─── Record set

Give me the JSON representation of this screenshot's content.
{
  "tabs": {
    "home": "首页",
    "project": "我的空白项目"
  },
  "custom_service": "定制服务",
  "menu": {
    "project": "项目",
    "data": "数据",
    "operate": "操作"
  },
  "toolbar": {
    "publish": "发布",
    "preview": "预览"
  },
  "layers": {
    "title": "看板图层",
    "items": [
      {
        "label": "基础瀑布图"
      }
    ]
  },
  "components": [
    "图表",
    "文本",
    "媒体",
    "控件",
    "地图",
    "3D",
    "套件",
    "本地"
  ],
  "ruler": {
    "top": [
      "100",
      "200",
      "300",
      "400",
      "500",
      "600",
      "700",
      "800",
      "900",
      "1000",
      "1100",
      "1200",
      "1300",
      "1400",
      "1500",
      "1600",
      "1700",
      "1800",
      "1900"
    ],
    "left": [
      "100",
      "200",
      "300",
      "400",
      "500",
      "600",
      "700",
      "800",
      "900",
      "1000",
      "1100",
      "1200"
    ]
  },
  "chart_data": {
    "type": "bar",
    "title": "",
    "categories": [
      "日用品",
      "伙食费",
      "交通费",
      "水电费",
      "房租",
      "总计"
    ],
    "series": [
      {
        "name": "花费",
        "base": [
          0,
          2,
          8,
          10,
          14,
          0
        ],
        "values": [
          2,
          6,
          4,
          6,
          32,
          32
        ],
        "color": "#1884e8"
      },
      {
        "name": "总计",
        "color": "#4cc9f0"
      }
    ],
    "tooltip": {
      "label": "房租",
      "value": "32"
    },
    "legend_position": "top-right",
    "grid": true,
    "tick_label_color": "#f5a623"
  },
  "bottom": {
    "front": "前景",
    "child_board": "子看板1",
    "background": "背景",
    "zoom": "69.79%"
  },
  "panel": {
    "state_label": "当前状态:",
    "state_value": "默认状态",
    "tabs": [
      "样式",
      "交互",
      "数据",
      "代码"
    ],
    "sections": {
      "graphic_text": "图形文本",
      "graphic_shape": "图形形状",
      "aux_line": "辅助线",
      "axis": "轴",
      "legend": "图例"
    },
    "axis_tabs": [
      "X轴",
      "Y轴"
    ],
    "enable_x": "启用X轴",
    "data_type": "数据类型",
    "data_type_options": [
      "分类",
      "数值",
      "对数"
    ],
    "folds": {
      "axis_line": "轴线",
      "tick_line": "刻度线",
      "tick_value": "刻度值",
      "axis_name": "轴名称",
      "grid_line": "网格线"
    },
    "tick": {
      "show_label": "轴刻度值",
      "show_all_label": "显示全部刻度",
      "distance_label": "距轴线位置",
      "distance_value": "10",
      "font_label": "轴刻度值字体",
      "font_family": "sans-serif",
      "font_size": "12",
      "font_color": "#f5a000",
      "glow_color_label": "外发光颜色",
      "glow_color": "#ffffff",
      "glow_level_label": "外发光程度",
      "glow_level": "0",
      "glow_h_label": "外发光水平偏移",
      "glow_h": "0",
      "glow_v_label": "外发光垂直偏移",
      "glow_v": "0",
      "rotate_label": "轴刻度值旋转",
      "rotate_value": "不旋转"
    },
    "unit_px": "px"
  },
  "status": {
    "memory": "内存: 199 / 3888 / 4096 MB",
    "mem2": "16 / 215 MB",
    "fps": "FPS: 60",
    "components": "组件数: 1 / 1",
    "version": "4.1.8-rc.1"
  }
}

──────

= Stated exercise =
Retype all of the data shown above, word for word.

= Exercise result =
Give me the JSON representation of this screenshot's content.
{
  "tabs": {
    "home": "首页",
    "project": "我的空白项目"
  },
  "custom_service": "定制服务",
  "menu": {
    "project": "项目",
    "data": "数据",
    "operate": "操作"
  },
  "toolbar": {
    "publish": "发布",
    "preview": "预览"
  },
  "layers": {
    "title": "看板图层",
    "items": [
      {
        "label": "基础瀑布图"
      }
    ]
  },
  "components": [
    "图表",
    "文本",
    "媒体",
    "控件",
    "地图",
    "3D",
    "套件",
    "本地"
  ],
  "ruler": {
    "top": [
      "100",
      "200",
      "300",
      "400",
      "500",
      "600",
      "700",
      "800",
      "900",
      "1000",
      "1100",
      "1200",
      "1300",
      "1400",
      "1500",
      "1600",
      "1700",
      "1800",
      "1900"
    ],
    "left": [
      "100",
      "200",
      "300",
      "400",
      "500",
      "600",
      "700",
      "800",
      "900",
      "1000",
      "1100",
      "1200"
    ]
  },
  "chart_data": {
    "type": "bar",
    "title": "",
    "categories": [
      "日用品",
      "伙食费",
      "交通费",
      "水电费",
      "房租",
      "总计"
    ],
    "series": [
      {
        "name": "花费",
        "base": [
          0,
          2,
          8,
          10,
          14,
          0
        ],
        "values": [
          2,
          6,
          4,
          6,
          32,
          32
        ],
        "color": "#1884e8"
      },
      {
        "name": "总计",
        "color": "#4cc9f0"
      }
    ],
    "tooltip": {
      "label": "房租",
      "value": "32"
    },
    "legend_position": "top-right",
    "grid": true,
    "tick_label_color": "#f5a623"
  },
  "bottom": {
    "front": "前景",
    "child_board": "子看板1",
    "background": "背景",
    "zoom": "69.79%"
  },
  "panel": {
    "state_label": "当前状态:",
    "state_value": "默认状态",
    "tabs": [
      "样式",
      "交互",
      "数据",
      "代码"
    ],
    "sections": {
      "graphic_text": "图形文本",
      "graphic_shape": "图形形状",
      "aux_line": "辅助线",
      "axis": "轴",
      "legend": "图例"
    },
    "axis_tabs": [
      "X轴",
      "Y轴"
    ],
    "enable_x": "启用X轴",
    "data_type": "数据类型",
    "data_type_options": [
      "分类",
      "数值",
      "对数"
    ],
    "folds": {
      "axis_line": "轴线",
      "tick_line": "刻度线",
      "tick_value": "刻度值",
      "axis_name": "轴名称",
      "grid_line": "网格线"
    },
    "tick": {
      "show_label": "轴刻度值",
      "show_all_label": "显示全部刻度",
      "distance_label": "距轴线位置",
      "distance_value": "10",
      "font_label": "轴刻度值字体",
      "font_family": "sans-serif",
      "font_size": "12",
      "font_color": "#f5a000",
      "glow_color_label": "外发光颜色",
      "glow_color": "#ffffff",
      "glow_level_label": "外发光程度",
      "glow_level": "0",
      "glow_h_label": "外发光水平偏移",
      "glow_h": "0",
      "glow_v_label": "外发光垂直偏移",
      "glow_v": "0",
      "rotate_label": "轴刻度值旋转",
      "rotate_value": "不旋转"
    },
    "unit_px": "px"
  },
  "status": {
    "memory": "内存: 199 / 3888 / 4096 MB",
    "mem2": "16 / 215 MB",
    "fps": "FPS: 60",
    "components": "组件数: 1 / 1",
    "version": "4.1.8-rc.1"
  }
}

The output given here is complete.